§ **Problem statement**: Copy the lines below as they are; omit the images they contain.

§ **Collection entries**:

▶

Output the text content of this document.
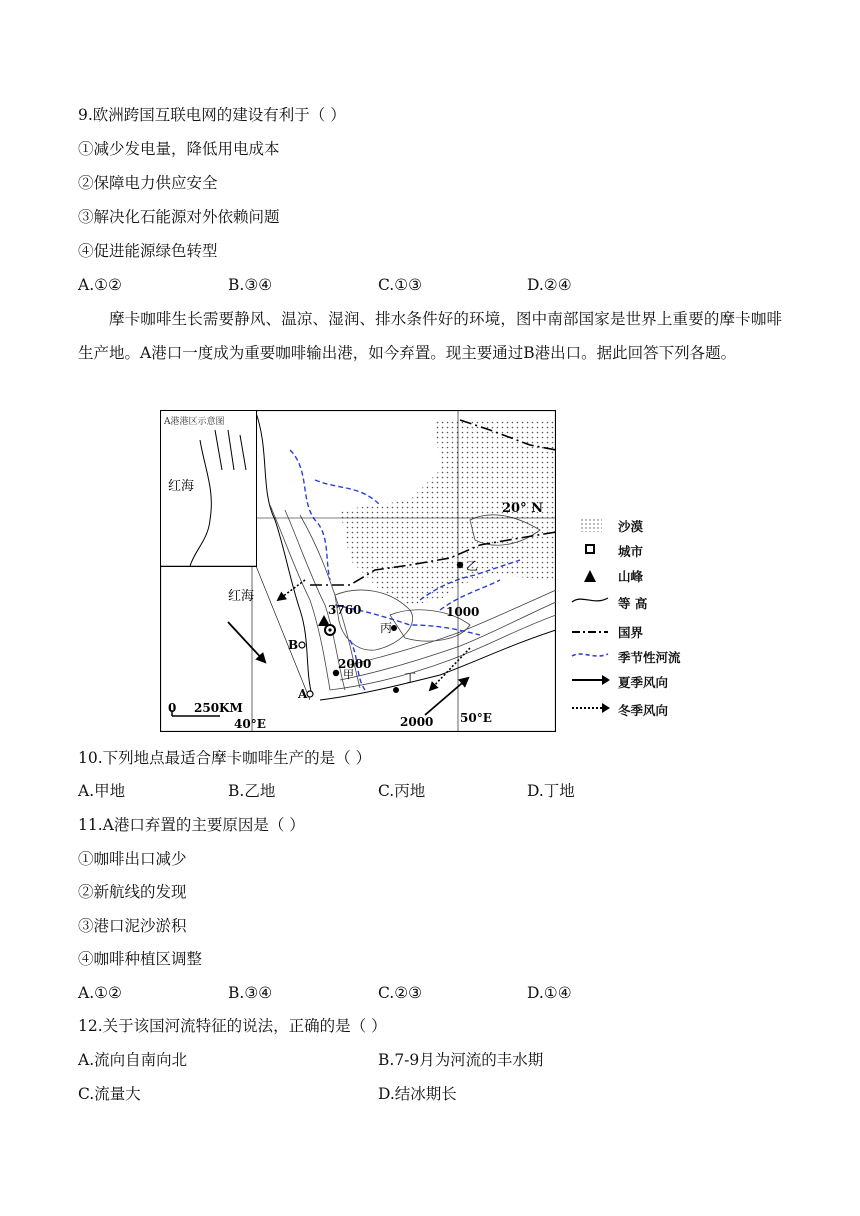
9.欧洲跨国互联电网的建设有利于（ ）
①减少发电量，降低用电成本
②保障电力供应安全
③解决化石能源对外依赖问题
④促进能源绿色转型
A.①②	B.③④	C.①③	D.②④
摩卡咖啡生长需要静风、温凉、湿润、排水条件好的环境，图中南部国家是世界上重要的摩卡咖啡生产地。A港口一度成为重要咖啡输出港，如今弃置。现主要通过B港出口。据此回答下列各题。
A港港区示意图
红海
红海
20° N
3760	1000
2000
2000
甲
乙
丙
丁
B
A
0 250KM
40°E	50°E
沙漠
城市
山峰
等 高
国界
季节性河流
夏季风向
冬季风向
10.下列地点最适合摩卡咖啡生产的是（ ）
A.甲地	B.乙地	C.丙地	D.丁地
11.A港口弃置的主要原因是（ ）
①咖啡出口减少
②新航线的发现
③港口泥沙淤积
④咖啡种植区调整
A.①②	B.③④	C.②③	D.①④
12.关于该国河流特征的说法，正确的是（ ）
A.流向自南向北	B.7-9月为河流的丰水期
C.流量大	D.结冰期长
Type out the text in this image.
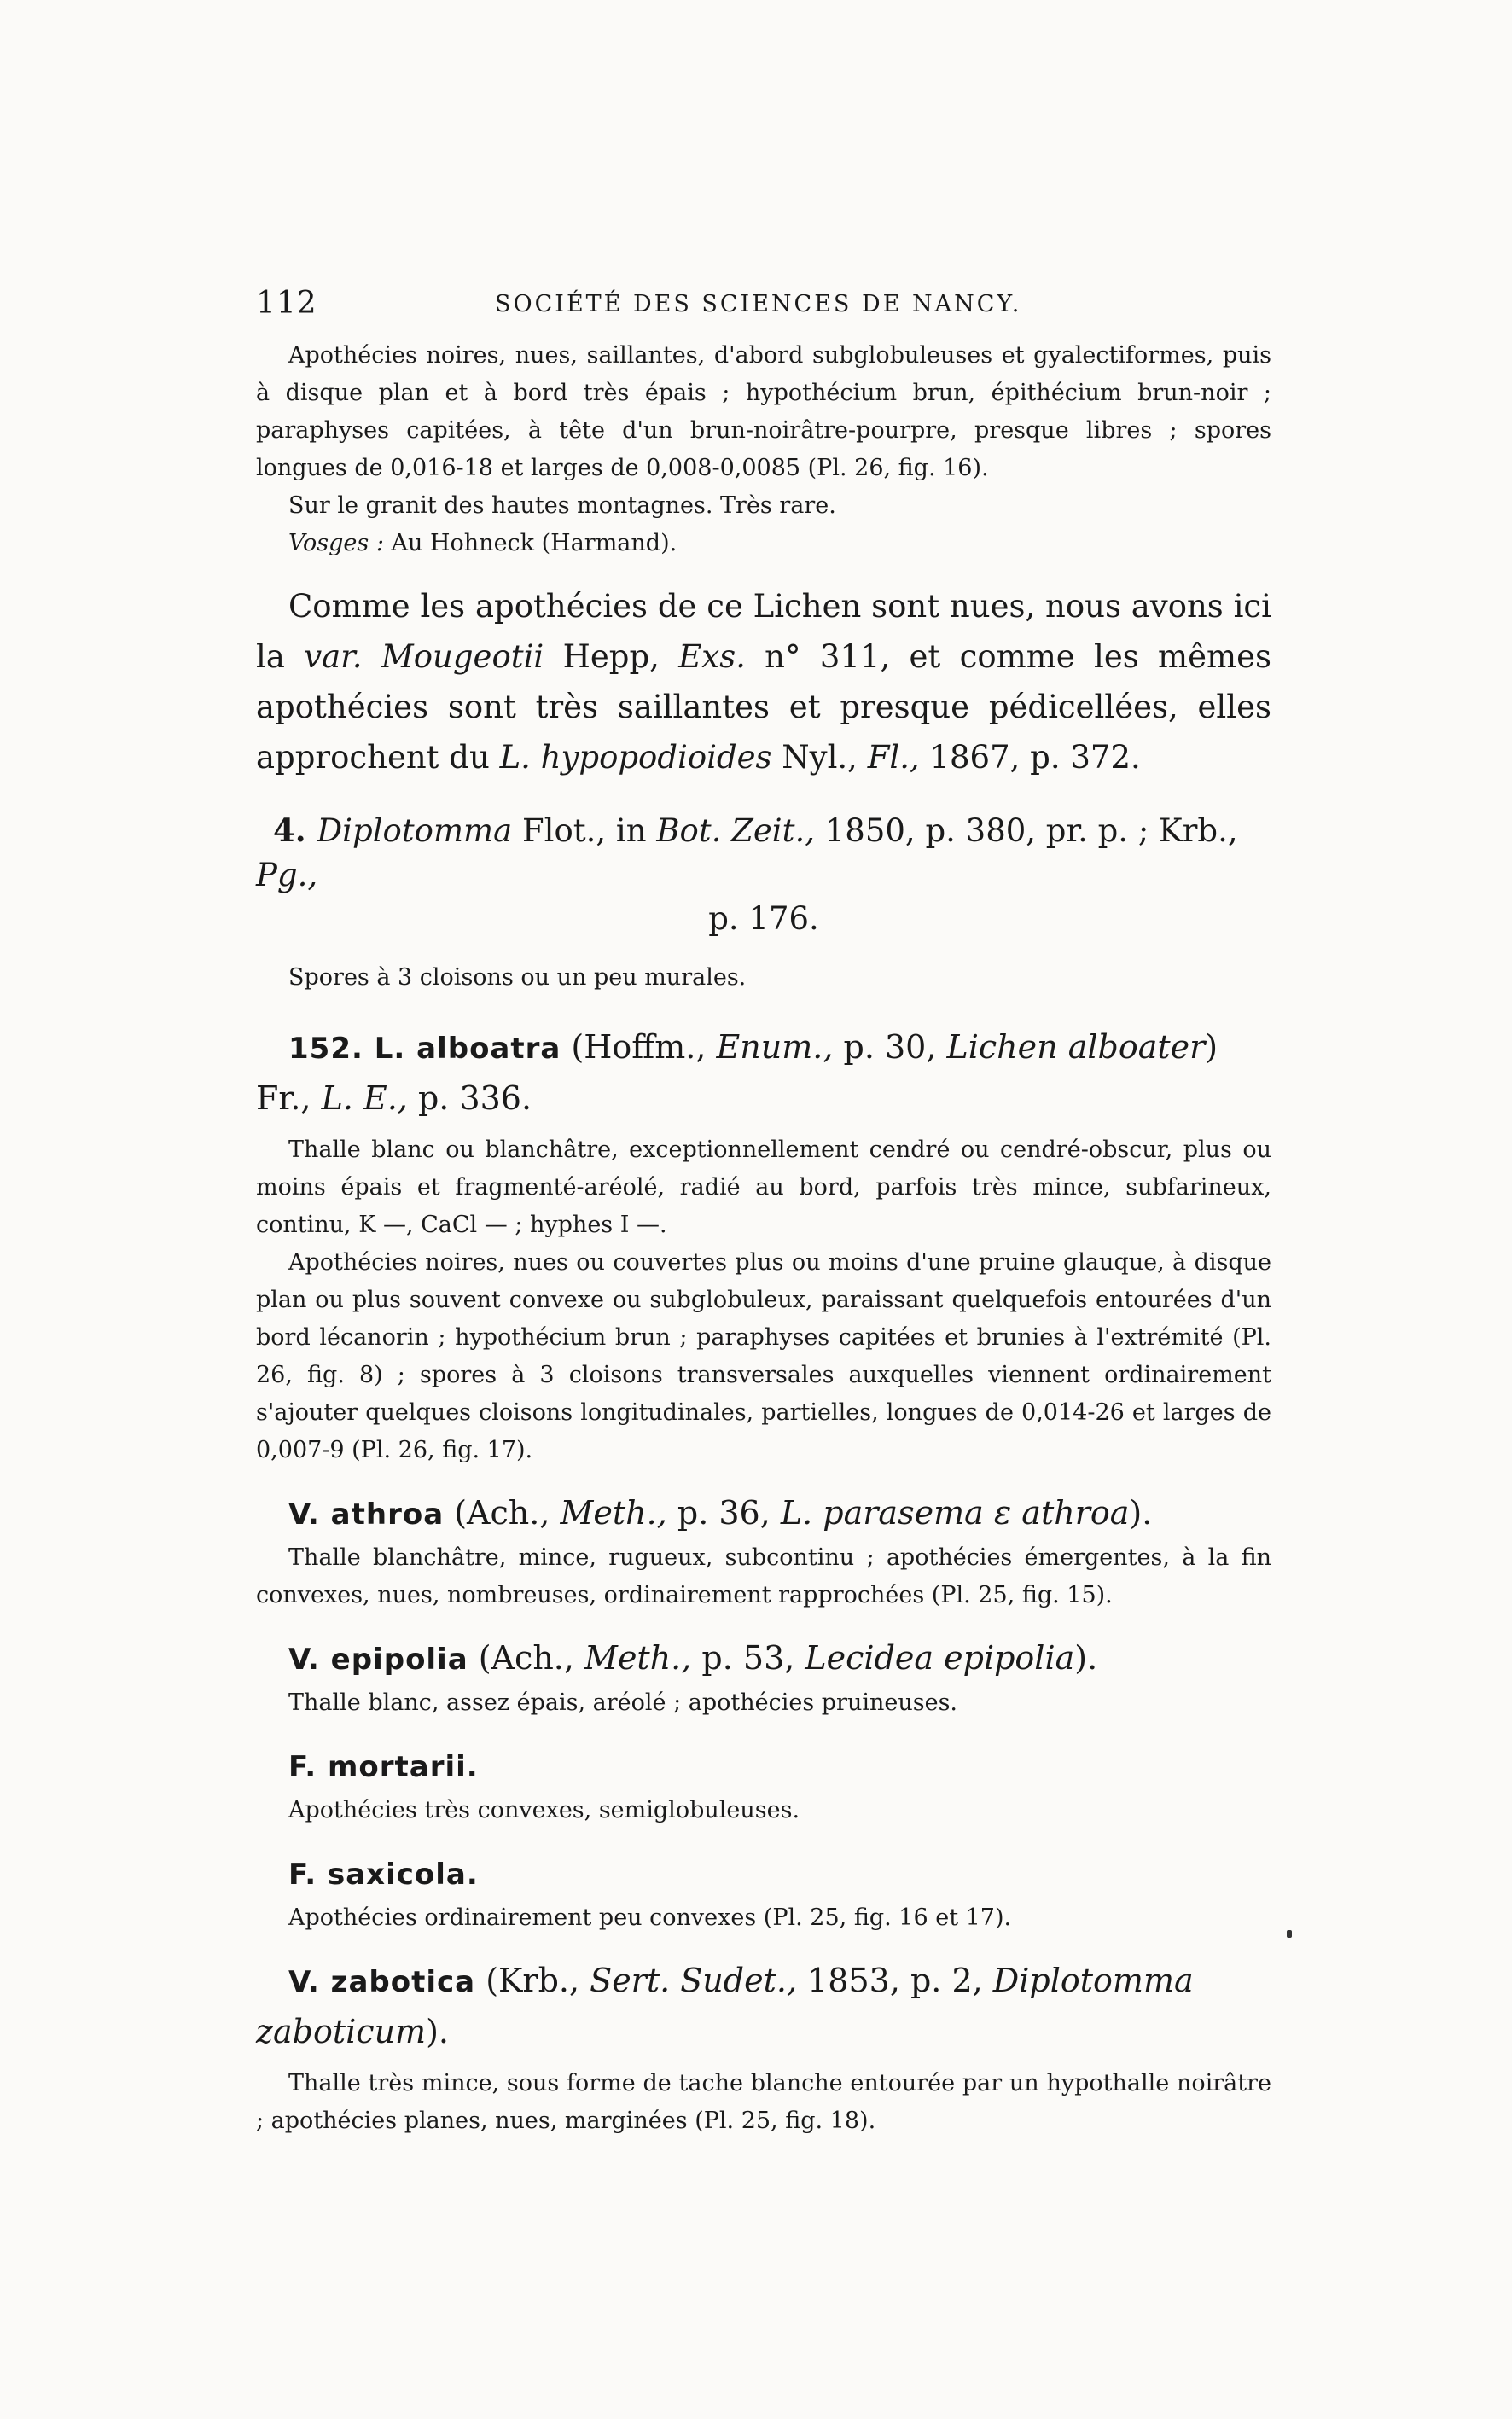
112	SOCIÉTÉ DES SCIENCES DE NANCY.

Apothécies noires, nues, saillantes, d'abord subglobuleuses et gyalectiformes, puis à disque plan et à bord très épais ; hypothécium brun, épithécium brun-noir ; paraphyses capitées, à tête d'un brun-noirâtre-pourpre, presque libres ; spores longues de 0,016-18 et larges de 0,008-0,0085 (Pl. 26, fig. 16).

Sur le granit des hautes montagnes. Très rare.

Vosges : Au Hohneck (Harmand).

Comme les apothécies de ce Lichen sont nues, nous avons ici la var. Mougeotii Hepp, Exs. n° 311, et comme les mêmes apothécies sont très saillantes et presque pédicellées, elles approchent du L. hypopodioides Nyl., Fl., 1867, p. 372.

4. Diplotomma Flot., in Bot. Zeit., 1850, p. 380, pr. p. ; Krb., Pg.,

p. 176.

Spores à 3 cloisons ou un peu murales.

152. L. alboatra (Hoffm., Enum., p. 30, Lichen alboater) Fr., L. E., p. 336.

Thalle blanc ou blanchâtre, exceptionnellement cendré ou cendré-obscur, plus ou moins épais et fragmenté-aréolé, radié au bord, parfois très mince, subfarineux, continu, K —, CaCl — ; hyphes I —.

Apothécies noires, nues ou couvertes plus ou moins d'une pruine glauque, à disque plan ou plus souvent convexe ou subglobuleux, paraissant quelquefois entourées d'un bord lécanorin ; hypothécium brun ; paraphyses capitées et brunies à l'extrémité (Pl. 26, fig. 8) ; spores à 3 cloisons transversales auxquelles viennent ordinairement s'ajouter quelques cloisons longitudinales, partielles, longues de 0,014-26 et larges de 0,007-9 (Pl. 26, fig. 17).

V. athroa (Ach., Meth., p. 36, L. parasema ε athroa).

Thalle blanchâtre, mince, rugueux, subcontinu ; apothécies émergentes, à la fin convexes, nues, nombreuses, ordinairement rapprochées (Pl. 25, fig. 15).

V. epipolia (Ach., Meth., p. 53, Lecidea epipolia).

Thalle blanc, assez épais, aréolé ; apothécies pruineuses.

F. mortarii.

Apothécies très convexes, semiglobuleuses.

F. saxicola.

Apothécies ordinairement peu convexes (Pl. 25, fig. 16 et 17).

V. zabotica (Krb., Sert. Sudet., 1853, p. 2, Diplotomma zaboticum).

Thalle très mince, sous forme de tache blanche entourée par un hypothalle noirâtre ; apothécies planes, nues, marginées (Pl. 25, fig. 18).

◀

§ **Output**:
Output the text content of this document.
9.欧洲跨国互联电网的建设有利于（ ）
①减少发电量，降低用电成本
②保障电力供应安全
③解决化石能源对外依赖问题
④促进能源绿色转型
A.①②	B.③④	C.①③	D.②④
摩卡咖啡生长需要静风、温凉、湿润、排水条件好的环境，图中南部国家是世界上重要的摩卡咖啡生产地。A港口一度成为重要咖啡输出港，如今弃置。现主要通过B港出口。据此回答下列各题。
A港港区示意图
红海
红海
20° N
3760	1000
2000
2000
甲
乙
丙
丁
B
A
0 250KM
40°E	50°E
沙漠
城市
山峰
等 高
国界
季节性河流
夏季风向
冬季风向
10.下列地点最适合摩卡咖啡生产的是（ ）
A.甲地	B.乙地	C.丙地	D.丁地
11.A港口弃置的主要原因是（ ）
①咖啡出口减少
②新航线的发现
③港口泥沙淤积
④咖啡种植区调整
A.①②	B.③④	C.②③	D.①④
12.关于该国河流特征的说法，正确的是（ ）
A.流向自南向北	B.7-9月为河流的丰水期
C.流量大	D.结冰期长
Type out the text in this image.
112	SOCIÉTÉ DES SCIENCES DE NANCY.

Apothécies noires, nues, saillantes, d'abord subglobuleuses et gyalectiformes, puis à disque plan et à bord très épais ; hypothécium brun, épithécium brun-noir ; paraphyses capitées, à tête d'un brun-noirâtre-pourpre, presque libres ; spores longues de 0,016-18 et larges de 0,008-0,0085 (Pl. 26, fig. 16).

Sur le granit des hautes montagnes. Très rare.

Vosges : Au Hohneck (Harmand).

Comme les apothécies de ce Lichen sont nues, nous avons ici la var. Mougeotii Hepp, Exs. n° 311, et comme les mêmes apothécies sont très saillantes et presque pédicellées, elles approchent du L. hypopodioides Nyl., Fl., 1867, p. 372.

4. Diplotomma Flot., in Bot. Zeit., 1850, p. 380, pr. p. ; Krb., Pg.,

p. 176.

Spores à 3 cloisons ou un peu murales.

152. L. alboatra (Hoffm., Enum., p. 30, Lichen alboater) Fr., L. E., p. 336.

Thalle blanc ou blanchâtre, exceptionnellement cendré ou cendré-obscur, plus ou moins épais et fragmenté-aréolé, radié au bord, parfois très mince, subfarineux, continu, K —, CaCl — ; hyphes I —.

Apothécies noires, nues ou couvertes plus ou moins d'une pruine glauque, à disque plan ou plus souvent convexe ou subglobuleux, paraissant quelquefois entourées d'un bord lécanorin ; hypothécium brun ; paraphyses capitées et brunies à l'extrémité (Pl. 26, fig. 8) ; spores à 3 cloisons transversales auxquelles viennent ordinairement s'ajouter quelques cloisons longitudinales, partielles, longues de 0,014-26 et larges de 0,007-9 (Pl. 26, fig. 17).

V. athroa (Ach., Meth., p. 36, L. parasema ε athroa).

Thalle blanchâtre, mince, rugueux, subcontinu ; apothécies émergentes, à la fin convexes, nues, nombreuses, ordinairement rapprochées (Pl. 25, fig. 15).

V. epipolia (Ach., Meth., p. 53, Lecidea epipolia).

Thalle blanc, assez épais, aréolé ; apothécies pruineuses.

F. mortarii.

Apothécies très convexes, semiglobuleuses.

F. saxicola.

Apothécies ordinairement peu convexes (Pl. 25, fig. 16 et 17).

V. zabotica (Krb., Sert. Sudet., 1853, p. 2, Diplotomma zaboticum).

Thalle très mince, sous forme de tache blanche entourée par un hypothalle noirâtre ; apothécies planes, nues, marginées (Pl. 25, fig. 18).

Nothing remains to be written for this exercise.